Repeat the records exactly. Every line must match.

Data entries

* * * * *

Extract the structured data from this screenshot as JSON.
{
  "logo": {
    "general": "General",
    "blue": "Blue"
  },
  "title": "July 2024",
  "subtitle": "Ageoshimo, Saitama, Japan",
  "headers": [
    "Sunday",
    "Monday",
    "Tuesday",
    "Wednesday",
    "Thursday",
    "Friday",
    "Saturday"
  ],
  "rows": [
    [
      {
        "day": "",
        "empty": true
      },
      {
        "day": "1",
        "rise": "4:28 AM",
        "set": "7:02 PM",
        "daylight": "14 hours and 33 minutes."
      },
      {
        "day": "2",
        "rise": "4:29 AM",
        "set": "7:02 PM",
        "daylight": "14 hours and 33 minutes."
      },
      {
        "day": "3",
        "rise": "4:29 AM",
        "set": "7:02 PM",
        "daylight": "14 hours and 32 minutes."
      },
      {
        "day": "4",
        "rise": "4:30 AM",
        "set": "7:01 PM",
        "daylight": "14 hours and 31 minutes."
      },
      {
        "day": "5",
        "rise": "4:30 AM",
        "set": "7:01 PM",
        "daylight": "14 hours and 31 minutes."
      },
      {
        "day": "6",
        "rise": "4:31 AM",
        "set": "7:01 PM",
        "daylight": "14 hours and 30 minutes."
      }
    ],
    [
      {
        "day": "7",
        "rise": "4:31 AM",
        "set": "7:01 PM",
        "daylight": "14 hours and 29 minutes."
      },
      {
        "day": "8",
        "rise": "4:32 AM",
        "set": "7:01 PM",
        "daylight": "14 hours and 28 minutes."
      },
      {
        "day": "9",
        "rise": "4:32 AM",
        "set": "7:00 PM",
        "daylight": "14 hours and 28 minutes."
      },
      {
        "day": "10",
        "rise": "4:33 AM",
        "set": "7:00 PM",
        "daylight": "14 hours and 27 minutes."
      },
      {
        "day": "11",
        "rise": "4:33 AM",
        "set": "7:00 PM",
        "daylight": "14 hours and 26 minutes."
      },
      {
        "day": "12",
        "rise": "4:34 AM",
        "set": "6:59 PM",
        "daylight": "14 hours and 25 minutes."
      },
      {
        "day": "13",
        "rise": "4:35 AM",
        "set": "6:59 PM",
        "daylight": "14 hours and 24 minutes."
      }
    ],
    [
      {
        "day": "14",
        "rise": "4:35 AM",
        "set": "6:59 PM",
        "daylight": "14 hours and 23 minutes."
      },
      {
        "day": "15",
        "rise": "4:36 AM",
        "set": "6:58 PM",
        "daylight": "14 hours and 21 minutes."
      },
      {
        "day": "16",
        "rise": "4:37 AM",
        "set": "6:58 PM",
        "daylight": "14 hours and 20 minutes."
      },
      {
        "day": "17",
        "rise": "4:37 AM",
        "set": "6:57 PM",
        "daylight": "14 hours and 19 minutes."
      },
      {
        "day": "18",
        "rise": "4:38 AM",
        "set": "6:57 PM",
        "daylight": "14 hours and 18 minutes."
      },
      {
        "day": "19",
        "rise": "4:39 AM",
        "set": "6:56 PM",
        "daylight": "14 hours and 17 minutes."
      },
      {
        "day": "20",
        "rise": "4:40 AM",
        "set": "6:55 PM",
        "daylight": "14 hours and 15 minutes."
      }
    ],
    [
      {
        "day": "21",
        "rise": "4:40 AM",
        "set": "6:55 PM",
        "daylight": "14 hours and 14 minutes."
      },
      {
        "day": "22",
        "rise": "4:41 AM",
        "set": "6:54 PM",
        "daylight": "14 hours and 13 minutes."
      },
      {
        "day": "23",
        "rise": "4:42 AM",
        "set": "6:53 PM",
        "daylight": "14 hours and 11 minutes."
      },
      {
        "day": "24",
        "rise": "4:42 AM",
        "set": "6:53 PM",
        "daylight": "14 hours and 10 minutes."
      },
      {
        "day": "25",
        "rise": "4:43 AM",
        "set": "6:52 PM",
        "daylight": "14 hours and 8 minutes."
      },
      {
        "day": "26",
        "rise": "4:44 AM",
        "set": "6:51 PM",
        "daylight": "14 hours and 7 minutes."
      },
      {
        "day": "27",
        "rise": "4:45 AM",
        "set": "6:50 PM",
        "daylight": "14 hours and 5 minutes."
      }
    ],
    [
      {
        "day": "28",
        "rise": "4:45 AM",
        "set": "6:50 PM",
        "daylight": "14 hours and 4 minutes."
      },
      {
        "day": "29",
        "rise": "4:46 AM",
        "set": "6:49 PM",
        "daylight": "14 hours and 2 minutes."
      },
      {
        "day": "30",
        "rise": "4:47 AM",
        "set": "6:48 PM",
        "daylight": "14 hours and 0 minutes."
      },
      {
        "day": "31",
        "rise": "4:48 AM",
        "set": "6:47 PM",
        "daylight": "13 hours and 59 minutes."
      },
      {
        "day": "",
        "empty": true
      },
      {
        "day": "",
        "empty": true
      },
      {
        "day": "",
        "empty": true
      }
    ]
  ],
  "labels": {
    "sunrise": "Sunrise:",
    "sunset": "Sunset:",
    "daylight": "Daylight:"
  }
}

* * * * *

**Solved exercise**
Extract the structured data from this screenshot as JSON.
{
  "logo": {
    "general": "General",
    "blue": "Blue"
  },
  "title": "July 2024",
  "subtitle": "Ageoshimo, Saitama, Japan",
  "headers": [
    "Sunday",
    "Monday",
    "Tuesday",
    "Wednesday",
    "Thursday",
    "Friday",
    "Saturday"
  ],
  "rows": [
    [
      {
        "day": "",
        "empty": true
      },
      {
        "day": "1",
        "rise": "4:28 AM",
        "set": "7:02 PM",
        "daylight": "14 hours and 33 minutes."
      },
      {
        "day": "2",
        "rise": "4:29 AM",
        "set": "7:02 PM",
        "daylight": "14 hours and 33 minutes."
      },
      {
        "day": "3",
        "rise": "4:29 AM",
        "set": "7:02 PM",
        "daylight": "14 hours and 32 minutes."
      },
      {
        "day": "4",
        "rise": "4:30 AM",
        "set": "7:01 PM",
        "daylight": "14 hours and 31 minutes."
      },
      {
        "day": "5",
        "rise": "4:30 AM",
        "set": "7:01 PM",
        "daylight": "14 hours and 31 minutes."
      },
      {
        "day": "6",
        "rise": "4:31 AM",
        "set": "7:01 PM",
        "daylight": "14 hours and 30 minutes."
      }
    ],
    [
      {
        "day": "7",
        "rise": "4:31 AM",
        "set": "7:01 PM",
        "daylight": "14 hours and 29 minutes."
      },
      {
        "day": "8",
        "rise": "4:32 AM",
        "set": "7:01 PM",
        "daylight": "14 hours and 28 minutes."
      },
      {
        "day": "9",
        "rise": "4:32 AM",
        "set": "7:00 PM",
        "daylight": "14 hours and 28 minutes."
      },
      {
        "day": "10",
        "rise": "4:33 AM",
        "set": "7:00 PM",
        "daylight": "14 hours and 27 minutes."
      },
      {
        "day": "11",
        "rise": "4:33 AM",
        "set": "7:00 PM",
        "daylight": "14 hours and 26 minutes."
      },
      {
        "day": "12",
        "rise": "4:34 AM",
        "set": "6:59 PM",
        "daylight": "14 hours and 25 minutes."
      },
      {
        "day": "13",
        "rise": "4:35 AM",
        "set": "6:59 PM",
        "daylight": "14 hours and 24 minutes."
      }
    ],
    [
      {
        "day": "14",
        "rise": "4:35 AM",
        "set": "6:59 PM",
        "daylight": "14 hours and 23 minutes."
      },
      {
        "day": "15",
        "rise": "4:36 AM",
        "set": "6:58 PM",
        "daylight": "14 hours and 21 minutes."
      },
      {
        "day": "16",
        "rise": "4:37 AM",
        "set": "6:58 PM",
        "daylight": "14 hours and 20 minutes."
      },
      {
        "day": "17",
        "rise": "4:37 AM",
        "set": "6:57 PM",
        "daylight": "14 hours and 19 minutes."
      },
      {
        "day": "18",
        "rise": "4:38 AM",
        "set": "6:57 PM",
        "daylight": "14 hours and 18 minutes."
      },
      {
        "day": "19",
        "rise": "4:39 AM",
        "set": "6:56 PM",
        "daylight": "14 hours and 17 minutes."
      },
      {
        "day": "20",
        "rise": "4:40 AM",
        "set": "6:55 PM",
        "daylight": "14 hours and 15 minutes."
      }
    ],
    [
      {
        "day": "21",
        "rise": "4:40 AM",
        "set": "6:55 PM",
        "daylight": "14 hours and 14 minutes."
      },
      {
        "day": "22",
        "rise": "4:41 AM",
        "set": "6:54 PM",
        "daylight": "14 hours and 13 minutes."
      },
      {
        "day": "23",
        "rise": "4:42 AM",
        "set": "6:53 PM",
        "daylight": "14 hours and 11 minutes."
      },
      {
        "day": "24",
        "rise": "4:42 AM",
        "set": "6:53 PM",
        "daylight": "14 hours and 10 minutes."
      },
      {
        "day": "25",
        "rise": "4:43 AM",
        "set": "6:52 PM",
        "daylight": "14 hours and 8 minutes."
      },
      {
        "day": "26",
        "rise": "4:44 AM",
        "set": "6:51 PM",
        "daylight": "14 hours and 7 minutes."
      },
      {
        "day": "27",
        "rise": "4:45 AM",
        "set": "6:50 PM",
        "daylight": "14 hours and 5 minutes."
      }
    ],
    [
      {
        "day": "28",
        "rise": "4:45 AM",
        "set": "6:50 PM",
        "daylight": "14 hours and 4 minutes."
      },
      {
        "day": "29",
        "rise": "4:46 AM",
        "set": "6:49 PM",
        "daylight": "14 hours and 2 minutes."
      },
      {
        "day": "30",
        "rise": "4:47 AM",
        "set": "6:48 PM",
        "daylight": "14 hours and 0 minutes."
      },
      {
        "day": "31",
        "rise": "4:48 AM",
        "set": "6:47 PM",
        "daylight": "13 hours and 59 minutes."
      },
      {
        "day": "",
        "empty": true
      },
      {
        "day": "",
        "empty": true
      },
      {
        "day": "",
        "empty": true
      }
    ]
  ],
  "labels": {
    "sunrise": "Sunrise:",
    "sunset": "Sunset:",
    "daylight": "Daylight:"
  }
}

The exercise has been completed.